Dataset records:
_ _ _
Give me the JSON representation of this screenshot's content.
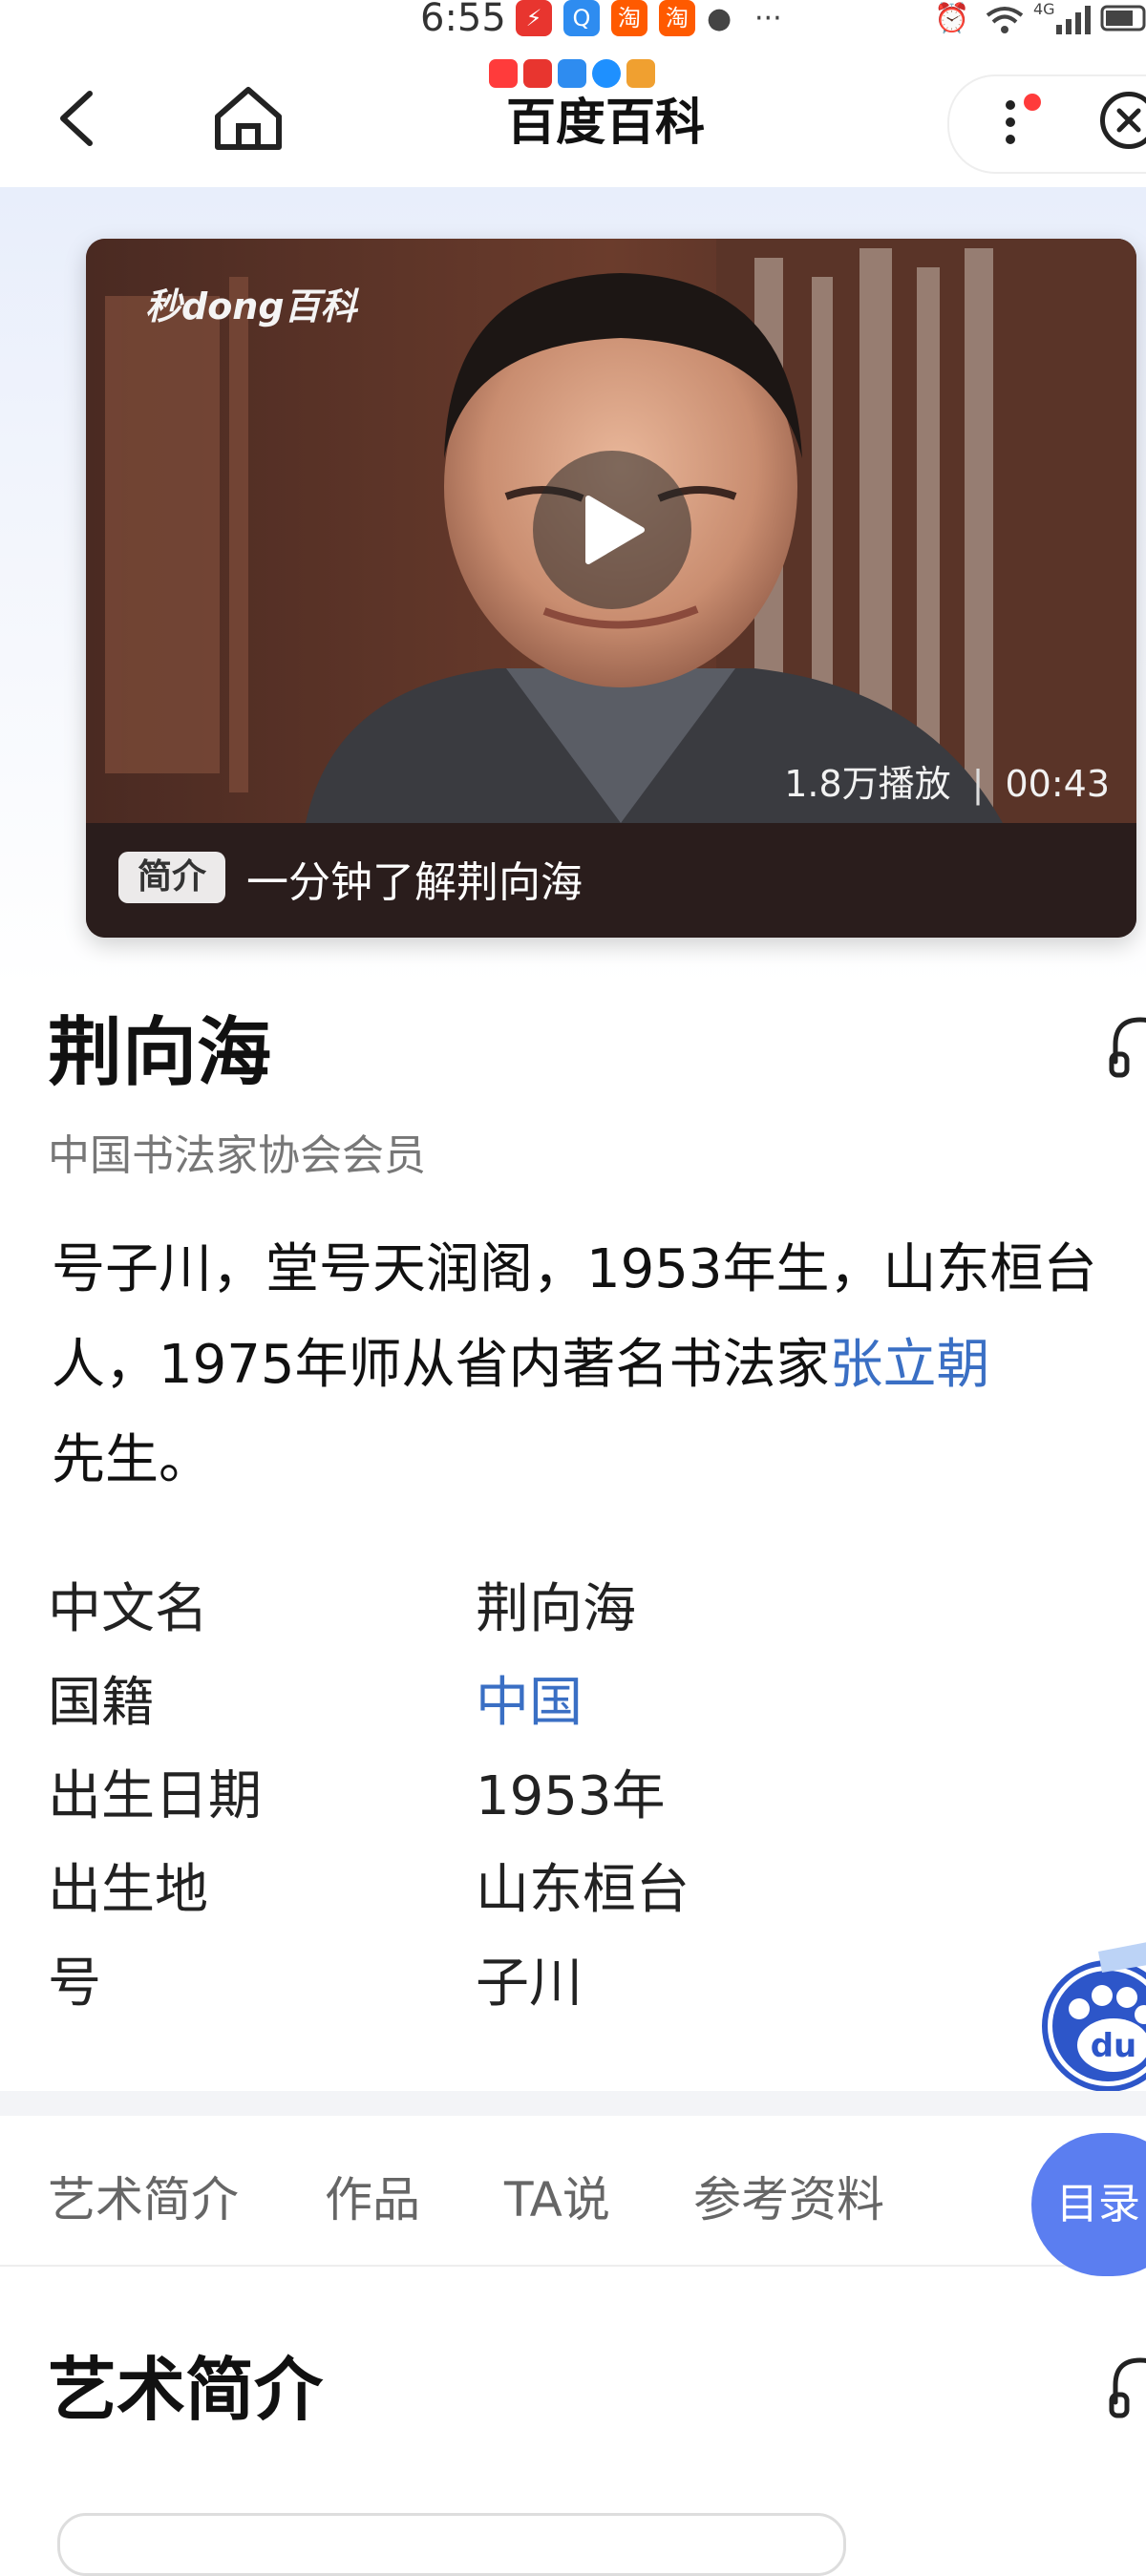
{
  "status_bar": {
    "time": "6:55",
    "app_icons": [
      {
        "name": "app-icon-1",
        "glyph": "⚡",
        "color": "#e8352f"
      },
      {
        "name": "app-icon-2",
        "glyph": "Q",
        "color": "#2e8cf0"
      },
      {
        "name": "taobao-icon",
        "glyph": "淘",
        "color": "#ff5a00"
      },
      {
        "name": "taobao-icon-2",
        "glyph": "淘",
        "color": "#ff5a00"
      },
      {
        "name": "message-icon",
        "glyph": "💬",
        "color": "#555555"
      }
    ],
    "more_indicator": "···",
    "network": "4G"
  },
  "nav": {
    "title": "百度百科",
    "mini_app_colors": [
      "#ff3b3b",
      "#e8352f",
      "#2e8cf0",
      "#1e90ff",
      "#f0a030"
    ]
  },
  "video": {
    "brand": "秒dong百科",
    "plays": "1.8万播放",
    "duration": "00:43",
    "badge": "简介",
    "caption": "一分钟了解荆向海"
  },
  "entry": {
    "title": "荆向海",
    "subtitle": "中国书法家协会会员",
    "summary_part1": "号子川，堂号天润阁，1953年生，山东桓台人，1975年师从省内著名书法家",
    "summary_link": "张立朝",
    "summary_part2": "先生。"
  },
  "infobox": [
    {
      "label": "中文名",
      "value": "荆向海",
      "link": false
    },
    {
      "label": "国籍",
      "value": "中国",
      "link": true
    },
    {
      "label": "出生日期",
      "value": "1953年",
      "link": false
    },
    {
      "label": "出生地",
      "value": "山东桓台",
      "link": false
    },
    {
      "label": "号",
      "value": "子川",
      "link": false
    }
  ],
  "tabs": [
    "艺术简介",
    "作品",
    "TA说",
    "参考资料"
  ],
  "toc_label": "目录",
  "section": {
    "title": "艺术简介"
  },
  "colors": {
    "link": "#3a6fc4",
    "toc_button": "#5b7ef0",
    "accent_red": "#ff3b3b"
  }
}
_ _ _
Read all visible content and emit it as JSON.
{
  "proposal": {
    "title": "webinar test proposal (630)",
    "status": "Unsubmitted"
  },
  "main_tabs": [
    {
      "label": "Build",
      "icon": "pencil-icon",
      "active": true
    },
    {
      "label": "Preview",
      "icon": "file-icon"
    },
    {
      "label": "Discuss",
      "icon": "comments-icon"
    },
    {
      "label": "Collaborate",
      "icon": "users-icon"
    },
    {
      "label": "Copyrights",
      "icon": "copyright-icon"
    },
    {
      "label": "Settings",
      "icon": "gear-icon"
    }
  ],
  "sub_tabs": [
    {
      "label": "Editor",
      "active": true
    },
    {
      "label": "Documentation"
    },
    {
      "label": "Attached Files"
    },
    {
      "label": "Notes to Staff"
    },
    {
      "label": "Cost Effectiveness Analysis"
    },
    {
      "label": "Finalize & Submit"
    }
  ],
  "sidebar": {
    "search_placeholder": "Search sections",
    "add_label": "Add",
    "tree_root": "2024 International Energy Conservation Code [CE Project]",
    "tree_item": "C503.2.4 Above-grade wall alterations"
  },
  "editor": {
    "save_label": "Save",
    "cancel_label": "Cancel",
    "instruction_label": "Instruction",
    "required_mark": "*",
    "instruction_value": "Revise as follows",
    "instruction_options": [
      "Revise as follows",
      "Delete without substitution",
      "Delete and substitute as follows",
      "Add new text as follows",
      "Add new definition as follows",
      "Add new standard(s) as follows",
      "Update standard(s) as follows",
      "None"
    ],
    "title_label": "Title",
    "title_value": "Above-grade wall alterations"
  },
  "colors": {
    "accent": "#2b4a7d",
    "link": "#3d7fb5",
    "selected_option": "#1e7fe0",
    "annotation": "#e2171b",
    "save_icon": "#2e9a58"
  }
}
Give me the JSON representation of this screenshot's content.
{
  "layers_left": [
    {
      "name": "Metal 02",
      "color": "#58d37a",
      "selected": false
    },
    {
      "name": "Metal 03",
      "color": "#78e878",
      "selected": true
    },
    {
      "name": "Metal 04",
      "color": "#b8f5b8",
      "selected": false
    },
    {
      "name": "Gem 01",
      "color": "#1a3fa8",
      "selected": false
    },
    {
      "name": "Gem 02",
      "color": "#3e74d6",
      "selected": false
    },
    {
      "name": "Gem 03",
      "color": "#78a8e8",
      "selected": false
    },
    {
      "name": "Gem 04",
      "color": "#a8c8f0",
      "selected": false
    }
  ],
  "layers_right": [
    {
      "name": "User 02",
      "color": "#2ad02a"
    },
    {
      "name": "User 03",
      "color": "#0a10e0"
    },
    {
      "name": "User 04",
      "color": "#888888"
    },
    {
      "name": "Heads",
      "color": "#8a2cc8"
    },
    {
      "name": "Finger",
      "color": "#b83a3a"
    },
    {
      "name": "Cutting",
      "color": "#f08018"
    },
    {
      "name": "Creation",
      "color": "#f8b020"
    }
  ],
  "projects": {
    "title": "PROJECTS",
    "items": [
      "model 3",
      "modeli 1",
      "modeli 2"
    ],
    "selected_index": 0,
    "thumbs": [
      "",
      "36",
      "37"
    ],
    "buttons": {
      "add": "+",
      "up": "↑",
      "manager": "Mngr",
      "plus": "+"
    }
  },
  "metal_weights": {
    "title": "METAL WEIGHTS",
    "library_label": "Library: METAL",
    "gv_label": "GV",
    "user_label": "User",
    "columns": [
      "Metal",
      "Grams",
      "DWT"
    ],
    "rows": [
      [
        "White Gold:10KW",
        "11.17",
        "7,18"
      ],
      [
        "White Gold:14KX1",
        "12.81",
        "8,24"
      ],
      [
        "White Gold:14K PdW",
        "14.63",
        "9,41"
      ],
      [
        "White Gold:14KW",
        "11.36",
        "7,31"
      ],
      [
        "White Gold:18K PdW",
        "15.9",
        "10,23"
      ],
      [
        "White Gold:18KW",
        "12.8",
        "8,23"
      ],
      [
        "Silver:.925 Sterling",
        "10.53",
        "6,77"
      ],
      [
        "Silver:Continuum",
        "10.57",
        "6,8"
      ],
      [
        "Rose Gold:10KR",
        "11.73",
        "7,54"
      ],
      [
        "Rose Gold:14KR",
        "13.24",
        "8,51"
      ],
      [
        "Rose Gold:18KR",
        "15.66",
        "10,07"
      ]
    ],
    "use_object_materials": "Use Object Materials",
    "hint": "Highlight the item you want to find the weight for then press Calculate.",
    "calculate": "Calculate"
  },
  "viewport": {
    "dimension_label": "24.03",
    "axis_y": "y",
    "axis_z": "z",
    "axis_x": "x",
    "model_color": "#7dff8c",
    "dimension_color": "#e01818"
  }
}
_ _ _
* _INSTRUCTIONS FOR THE TASK_: Identify and copy the lines holding the word "Calculate".

* _FINISHED TASK_:
    "hint": "Highlight the item you want to find the weight for then press Calculate.",
    "calculate": "Calculate"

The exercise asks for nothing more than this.